**REQUIRED TASK**
Copy the listing below in full and skip every picture.

[Records that describe figures]
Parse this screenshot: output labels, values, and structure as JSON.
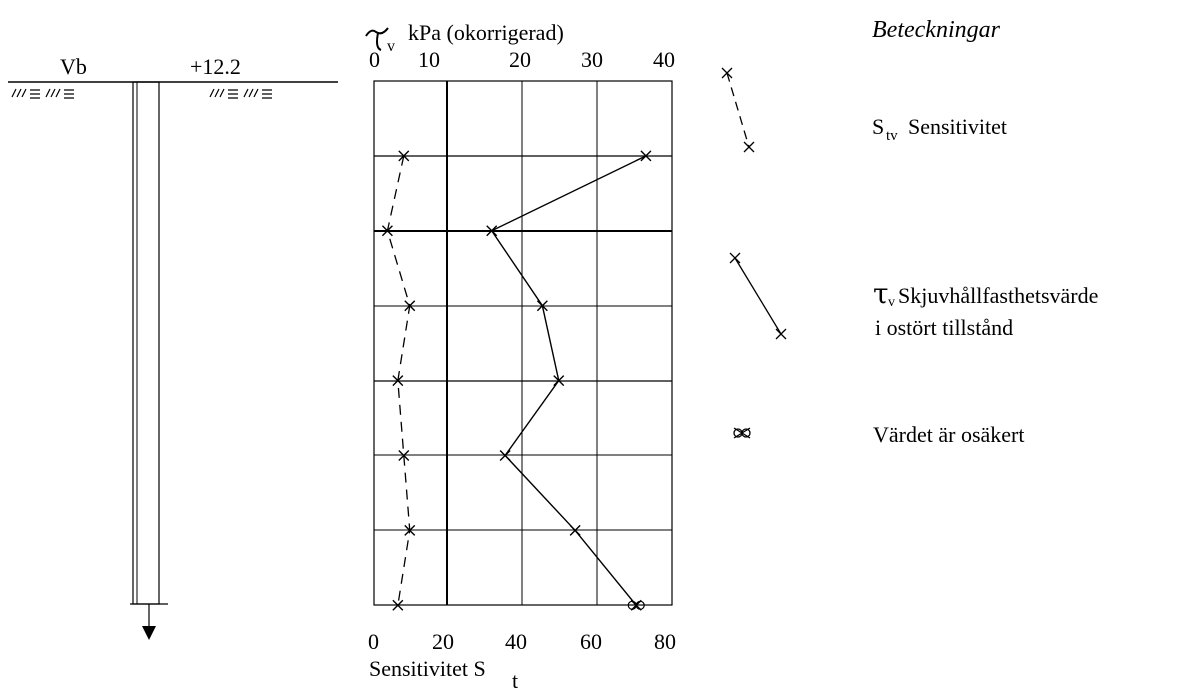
{
  "borehole": {
    "id_label": "Vb",
    "elevation_label": "+12.2"
  },
  "chart_data": {
    "type": "line",
    "top_axis": {
      "symbol": "τ",
      "subscript": "v",
      "unit_label": "kPa (okorrigerad)",
      "ticks": [
        "0",
        "10",
        "20",
        "30",
        "40"
      ],
      "range": [
        0,
        40
      ]
    },
    "bottom_axis": {
      "label": "Sensitivitet S",
      "label_sub": "t",
      "ticks": [
        "0",
        "20",
        "40",
        "60",
        "80"
      ],
      "range": [
        0,
        80
      ]
    },
    "depth_levels": 6,
    "grid": true,
    "series": [
      {
        "key": "tau_v",
        "style": "solid",
        "values": [
          {
            "level": 1,
            "x": 36.5
          },
          {
            "level": 2,
            "x": 15.8
          },
          {
            "level": 3,
            "x": 22.6
          },
          {
            "level": 4,
            "x": 24.8
          },
          {
            "level": 5,
            "x": 17.6
          },
          {
            "level": 6,
            "x": 27.0
          },
          {
            "level": 7,
            "x": 35.2,
            "uncertain": true
          }
        ]
      },
      {
        "key": "sensitivity",
        "style": "dashed",
        "values": [
          {
            "level": 1,
            "x": 4.0
          },
          {
            "level": 2,
            "x": 1.8
          },
          {
            "level": 3,
            "x": 4.8
          },
          {
            "level": 4,
            "x": 3.2
          },
          {
            "level": 5,
            "x": 4.0
          },
          {
            "level": 6,
            "x": 4.8
          },
          {
            "level": 7,
            "x": 3.2
          }
        ]
      }
    ]
  },
  "legend": {
    "title": "Beteckningar",
    "sensitivity": {
      "symbol": "S",
      "subscript": "tv",
      "text": "Sensitivitet"
    },
    "shear": {
      "symbol": "τ",
      "subscript": "v",
      "line1": "Skjuvhållfasthetsvärde",
      "line2": "i ostört tillstånd"
    },
    "uncertain": {
      "text": "Värdet är osäkert"
    }
  }
}
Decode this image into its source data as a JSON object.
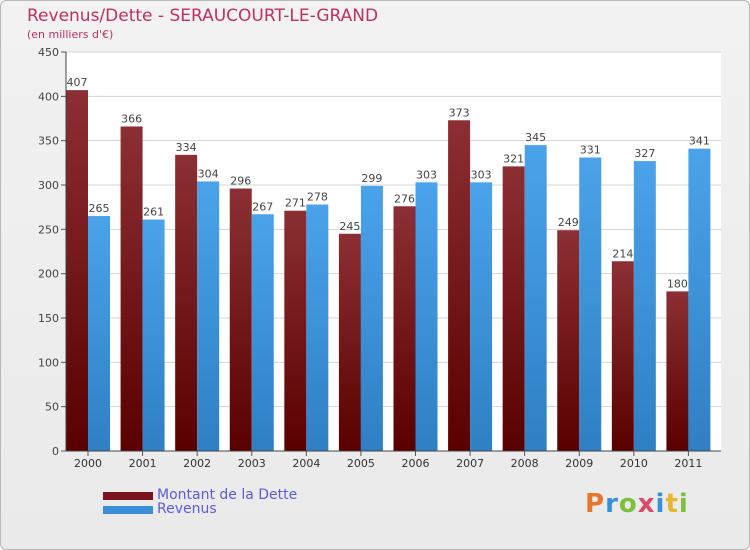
{
  "title": "Revenus/Dette - SERAUCOURT-LE-GRAND",
  "subtitle": "(en milliers d'€)",
  "logo": {
    "text": "Proxiti",
    "letter_colors": [
      "#e8762d",
      "#3a8fd6",
      "#7bbf3a",
      "#d64a6a",
      "#3a8fd6",
      "#e8b52d",
      "#7bbf3a"
    ]
  },
  "colors": {
    "title": "#c0305f",
    "legend_text": "#5b5bd6",
    "debt": "#7a1520",
    "revenue": "#3b8fd6"
  },
  "legend": [
    {
      "label": "Montant de la Dette",
      "color": "#7a1520"
    },
    {
      "label": "Revenus",
      "color": "#3b8fd6"
    }
  ],
  "chart_data": {
    "type": "bar",
    "categories": [
      "2000",
      "2001",
      "2002",
      "2003",
      "2004",
      "2005",
      "2006",
      "2007",
      "2008",
      "2009",
      "2010",
      "2011"
    ],
    "series": [
      {
        "name": "Montant de la Dette",
        "values": [
          407,
          366,
          334,
          296,
          271,
          245,
          276,
          373,
          321,
          249,
          214,
          180
        ]
      },
      {
        "name": "Revenus",
        "values": [
          265,
          261,
          304,
          267,
          278,
          299,
          303,
          303,
          345,
          331,
          327,
          341
        ]
      }
    ],
    "y_ticks": [
      0,
      50,
      100,
      150,
      200,
      250,
      300,
      350,
      400,
      450
    ],
    "ylim": [
      0,
      450
    ],
    "grid": true,
    "data_labels": true,
    "legend_position": "bottom-left"
  }
}
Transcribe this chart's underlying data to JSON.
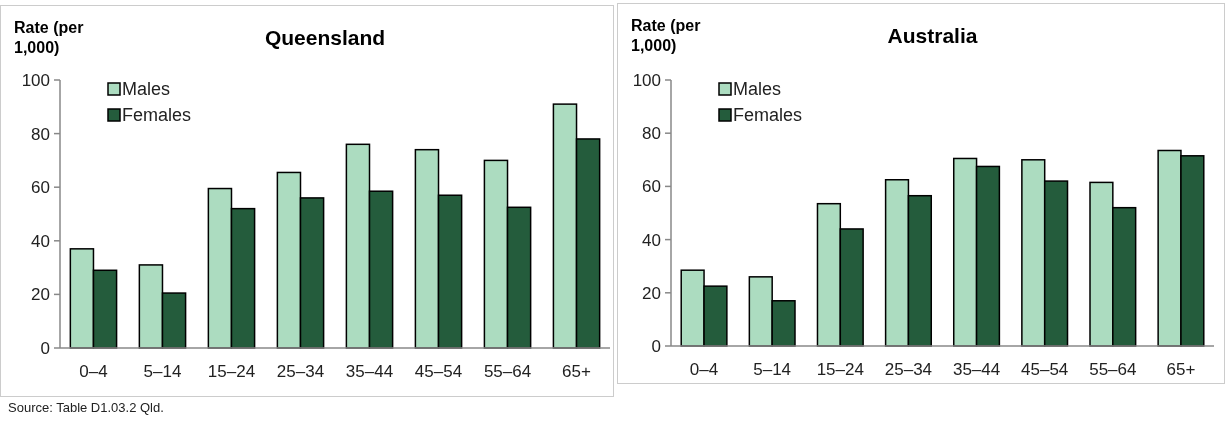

**SOLUTION FOR THIS PROBLEM**
Parse this screenshot: output labels, values, and structure as JSON.
{
  "borehole": {
    "id_label": "Vb",
    "elevation_label": "+12.2"
  },
  "chart_data": {
    "type": "line",
    "top_axis": {
      "symbol": "τ",
      "subscript": "v",
      "unit_label": "kPa (okorrigerad)",
      "ticks": [
        "0",
        "10",
        "20",
        "30",
        "40"
      ],
      "range": [
        0,
        40
      ]
    },
    "bottom_axis": {
      "label": "Sensitivitet S",
      "label_sub": "t",
      "ticks": [
        "0",
        "20",
        "40",
        "60",
        "80"
      ],
      "range": [
        0,
        80
      ]
    },
    "depth_levels": 6,
    "grid": true,
    "series": [
      {
        "key": "tau_v",
        "style": "solid",
        "values": [
          {
            "level": 1,
            "x": 36.5
          },
          {
            "level": 2,
            "x": 15.8
          },
          {
            "level": 3,
            "x": 22.6
          },
          {
            "level": 4,
            "x": 24.8
          },
          {
            "level": 5,
            "x": 17.6
          },
          {
            "level": 6,
            "x": 27.0
          },
          {
            "level": 7,
            "x": 35.2,
            "uncertain": true
          }
        ]
      },
      {
        "key": "sensitivity",
        "style": "dashed",
        "values": [
          {
            "level": 1,
            "x": 4.0
          },
          {
            "level": 2,
            "x": 1.8
          },
          {
            "level": 3,
            "x": 4.8
          },
          {
            "level": 4,
            "x": 3.2
          },
          {
            "level": 5,
            "x": 4.0
          },
          {
            "level": 6,
            "x": 4.8
          },
          {
            "level": 7,
            "x": 3.2
          }
        ]
      }
    ]
  },
  "legend": {
    "title": "Beteckningar",
    "sensitivity": {
      "symbol": "S",
      "subscript": "tv",
      "text": "Sensitivitet"
    },
    "shear": {
      "symbol": "τ",
      "subscript": "v",
      "line1": "Skjuvhållfasthetsvärde",
      "line2": "i ostört tillstånd"
    },
    "uncertain": {
      "text": "Värdet är osäkert"
    }
  }
}
Decode this image into its source data as a JSON object.
{
  "title": "Revenus/Dette - SERAUCOURT-LE-GRAND",
  "subtitle": "(en milliers d'€)",
  "logo": {
    "text": "Proxiti",
    "letter_colors": [
      "#e8762d",
      "#3a8fd6",
      "#7bbf3a",
      "#d64a6a",
      "#3a8fd6",
      "#e8b52d",
      "#7bbf3a"
    ]
  },
  "colors": {
    "title": "#c0305f",
    "legend_text": "#5b5bd6",
    "debt": "#7a1520",
    "revenue": "#3b8fd6"
  },
  "legend": [
    {
      "label": "Montant de la Dette",
      "color": "#7a1520"
    },
    {
      "label": "Revenus",
      "color": "#3b8fd6"
    }
  ],
  "chart_data": {
    "type": "bar",
    "categories": [
      "2000",
      "2001",
      "2002",
      "2003",
      "2004",
      "2005",
      "2006",
      "2007",
      "2008",
      "2009",
      "2010",
      "2011"
    ],
    "series": [
      {
        "name": "Montant de la Dette",
        "values": [
          407,
          366,
          334,
          296,
          271,
          245,
          276,
          373,
          321,
          249,
          214,
          180
        ]
      },
      {
        "name": "Revenus",
        "values": [
          265,
          261,
          304,
          267,
          278,
          299,
          303,
          303,
          345,
          331,
          327,
          341
        ]
      }
    ],
    "y_ticks": [
      0,
      50,
      100,
      150,
      200,
      250,
      300,
      350,
      400,
      450
    ],
    "ylim": [
      0,
      450
    ],
    "grid": true,
    "data_labels": true,
    "legend_position": "bottom-left"
  }
}
Transcribe this chart's underlying data to JSON.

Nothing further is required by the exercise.